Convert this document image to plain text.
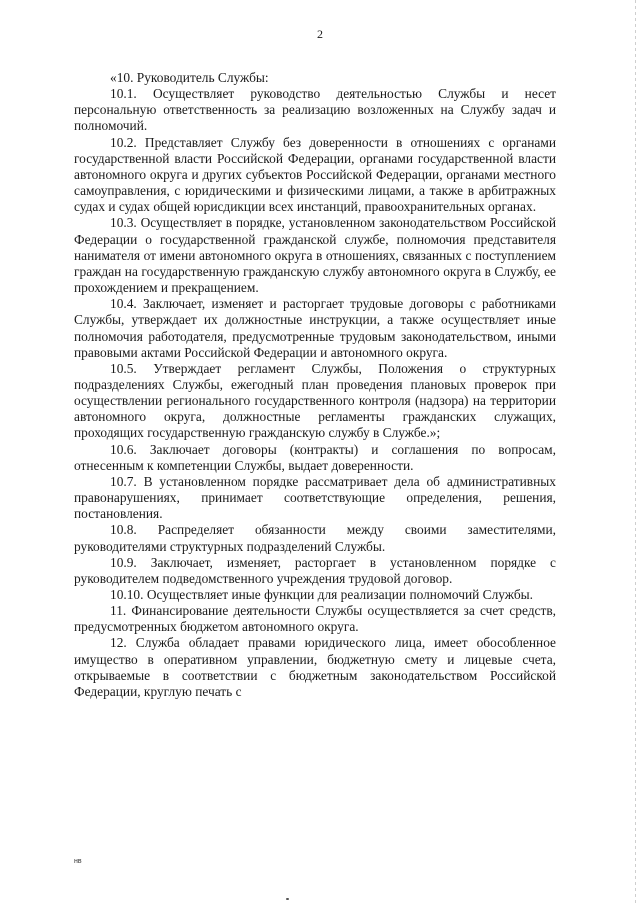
2

«10. Руководитель Службы:

10.1. Осуществляет руководство деятельностью Службы и несет персональную ответственность за реализацию возложенных на Службу задач и полномочий.

10.2. Представляет Службу без доверенности в отношениях с органами государственной власти Российской Федерации, органами государственной власти автономного округа и других субъектов Российской Федерации, органами местного самоуправления, с юридическими и физическими лицами, а также в арбитражных судах и судах общей юрисдикции всех инстанций, правоохранительных органах.

10.3. Осуществляет в порядке, установленном законодательством Российской Федерации о государственной гражданской службе, полномочия представителя нанимателя от имени автономного округа в отношениях, связанных с поступлением граждан на государственную гражданскую службу автономного округа в Службу, ее прохождением и прекращением.

10.4. Заключает, изменяет и расторгает трудовые договоры с работниками Службы, утверждает их должностные инструкции, а также осуществляет иные полномочия работодателя, предусмотренные трудовым законодательством, иными правовыми актами Российской Федерации и автономного округа.

10.5. Утверждает регламент Службы, Положения о структурных подразделениях Службы, ежегодный план проведения плановых проверок при осуществлении регионального государственного контроля (надзора) на территории автономного округа, должностные регламенты гражданских служащих, проходящих государственную гражданскую службу в Службе.»;

10.6. Заключает договоры (контракты) и соглашения по вопросам, отнесенным к компетенции Службы, выдает доверенности.

10.7. В установленном порядке рассматривает дела об административных правонарушениях, принимает соответствующие определения, решения, постановления.

10.8. Распределяет обязанности между своими заместителями, руководителями структурных подразделений Службы.

10.9. Заключает, изменяет, расторгает в установленном порядке с руководителем подведомственного учреждения трудовой договор.

10.10. Осуществляет иные функции для реализации полномочий Службы.

11. Финансирование деятельности Службы осуществляется за счет средств, предусмотренных бюджетом автономного округа.

12. Служба обладает правами юридического лица, имеет обособленное имущество в оперативном управлении, бюджетную смету и лицевые счета, открываемые в соответствии с бюджетным законодательством Российской Федерации, круглую печать с

нв
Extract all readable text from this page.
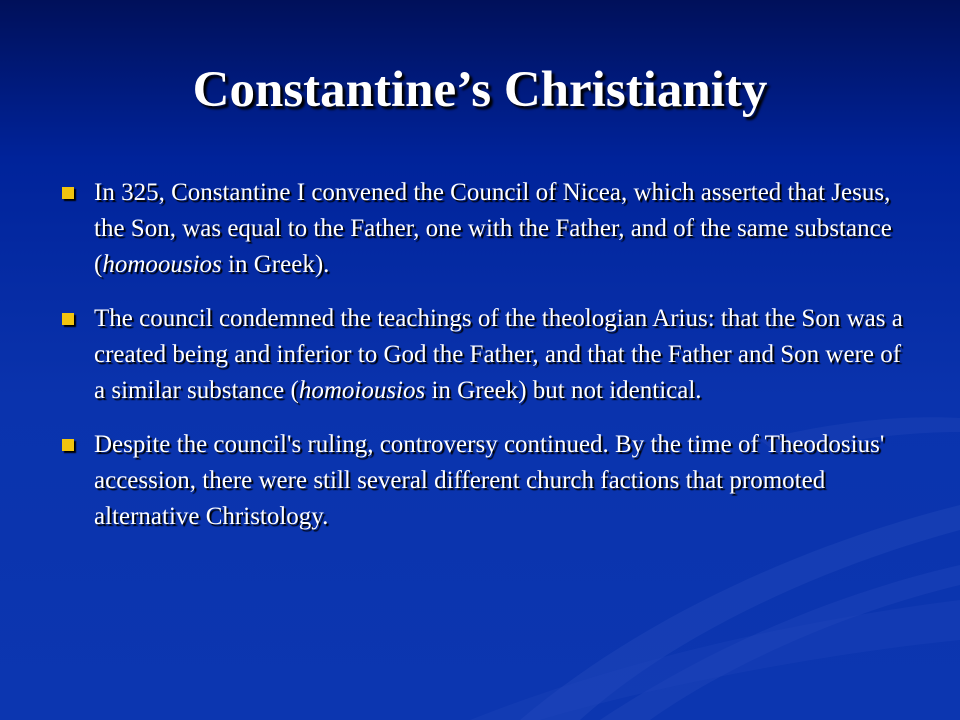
Constantine’s Christianity
In 325, Constantine I convened the Council of Nicea, which asserted that Jesus, the Son, was equal to the Father, one with the Father, and of the same substance (homoousios in Greek).
The council condemned the teachings of the theologian Arius: that the Son was a created being and inferior to God the Father, and that the Father and Son were of a similar substance (homoiousios in Greek) but not identical.
Despite the council's ruling, controversy continued. By the time of Theodosius' accession, there were still several different church factions that promoted alternative Christology.
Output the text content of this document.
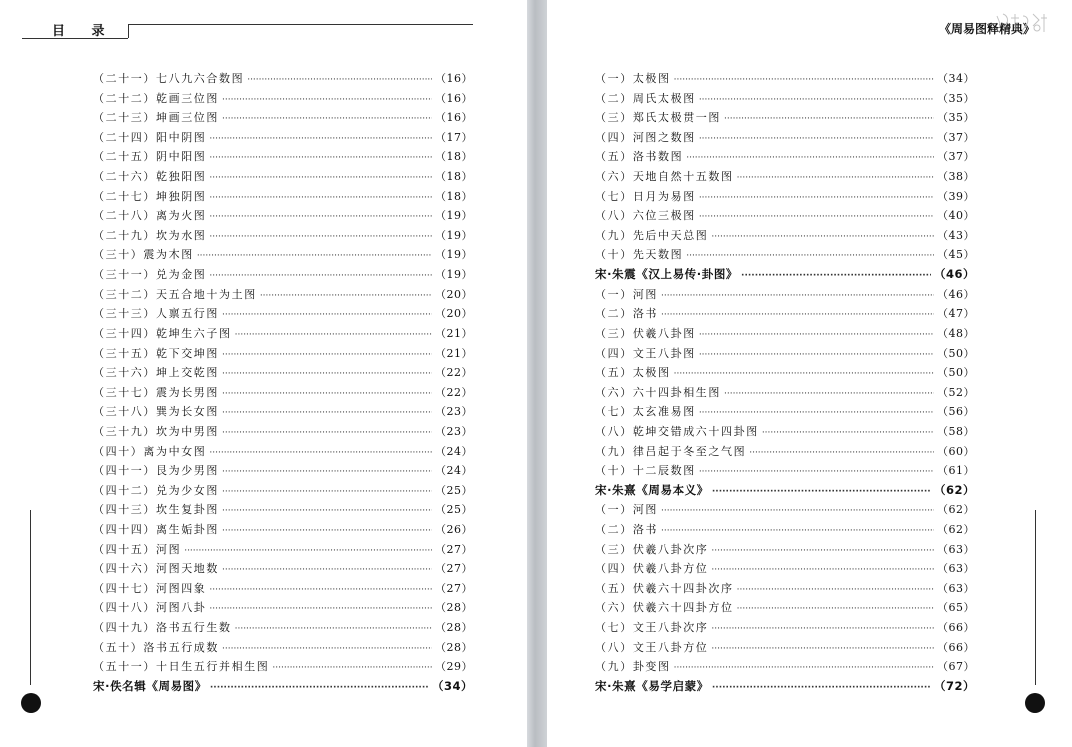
目 录
（二十一） 七八九六合数图 ·····	（16）
（二十二） 乾画三位图 ·····	（16）
（二十三） 坤画三位图 ·····	（16）
（二十四） 阳中阴图 ·····	（17）
（二十五） 阴中阳图 ·····	（18）
（二十六） 乾独阳图 ·····	（18）
（二十七） 坤独阴图 ·····	（18）
（二十八） 离为火图 ·····	（19）
（二十九） 坎为水图 ·····	（19）
（三十） 震为木图 ·····	（19）
（三十一） 兑为金图 ·····	（19）
（三十二） 天五合地十为土图 ·····	（20）
（三十三） 人禀五行图 ·····	（20）
（三十四） 乾坤生六子图 ·····	（21）
（三十五） 乾下交坤图 ·····	（21）
（三十六） 坤上交乾图 ·····	（22）
（三十七） 震为长男图 ·····	（22）
（三十八） 巽为长女图 ·····	（23）
（三十九） 坎为中男图 ·····	（23）
（四十） 离为中女图 ·····	（24）
（四十一） 艮为少男图 ·····	（24）
（四十二） 兑为少女图 ·····	（25）
（四十三） 坎生复卦图 ·····	（25）
（四十四） 离生姤卦图 ·····	（26）
（四十五） 河图 ·····	（27）
（四十六） 河图天地数 ·····	（27）
（四十七） 河图四象 ·····	（27）
（四十八） 河图八卦 ·····	（28）
（四十九） 洛书五行生数 ·····	（28）
（五十） 洛书五行成数 ·····	（28）
（五十一） 十日生五行并相生图 ·····	（29）
宋·佚名辑《周易图》 ·····	（34）
《周易图释精典》
（一） 太极图 ·····	（34）
（二） 周氏太极图 ·····	（35）
（三） 郑氏太极贯一图 ·····	（35）
（四） 河图之数图 ·····	（37）
（五） 洛书数图 ·····	（37）
（六） 天地自然十五数图 ·····	（38）
（七） 日月为易图 ·····	（39）
（八） 六位三极图 ·····	（40）
（九） 先后中天总图 ·····	（43）
（十） 先天数图 ·····	（45）
宋·朱震《汉上易传·卦图》 ·····	（46）
（一） 河图 ·····	（46）
（二） 洛书 ·····	（47）
（三） 伏羲八卦图 ·····	（48）
（四） 文王八卦图 ·····	（50）
（五） 太极图 ·····	（50）
（六） 六十四卦相生图 ·····	（52）
（七） 太玄准易图 ·····	（56）
（八） 乾坤交错成六十四卦图 ·····	（58）
（九） 律吕起于冬至之气图 ·····	（60）
（十） 十二辰数图 ·····	（61）
宋·朱熹《周易本义》 ·····	（62）
（一） 河图 ·····	（62）
（二） 洛书 ·····	（62）
（三） 伏羲八卦次序 ·····	（63）
（四） 伏羲八卦方位 ·····	（63）
（五） 伏羲六十四卦次序 ·····	（63）
（六） 伏羲六十四卦方位 ·····	（65）
（七） 文王八卦次序 ·····	（66）
（八） 文王八卦方位 ·····	（66）
（九） 卦变图 ·····	（67）
宋·朱熹《易学启蒙》 ·····	（72）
=====
* [The exercise]: From the material above, gather all lines that include the string "расторгает" and copy them.

* [Full response]:
10.4. Заключает, изменяет и расторгает трудовые договоры с работниками Службы, утверждает их должностные инструкции, а также осуществляет иные полномочия работодателя, предусмотренные трудовым законодательством, иными правовыми актами Российской Федерации и автономного округа.
10.9. Заключает, изменяет, расторгает в установленном порядке с руководителем подведомственного учреждения трудовой договор.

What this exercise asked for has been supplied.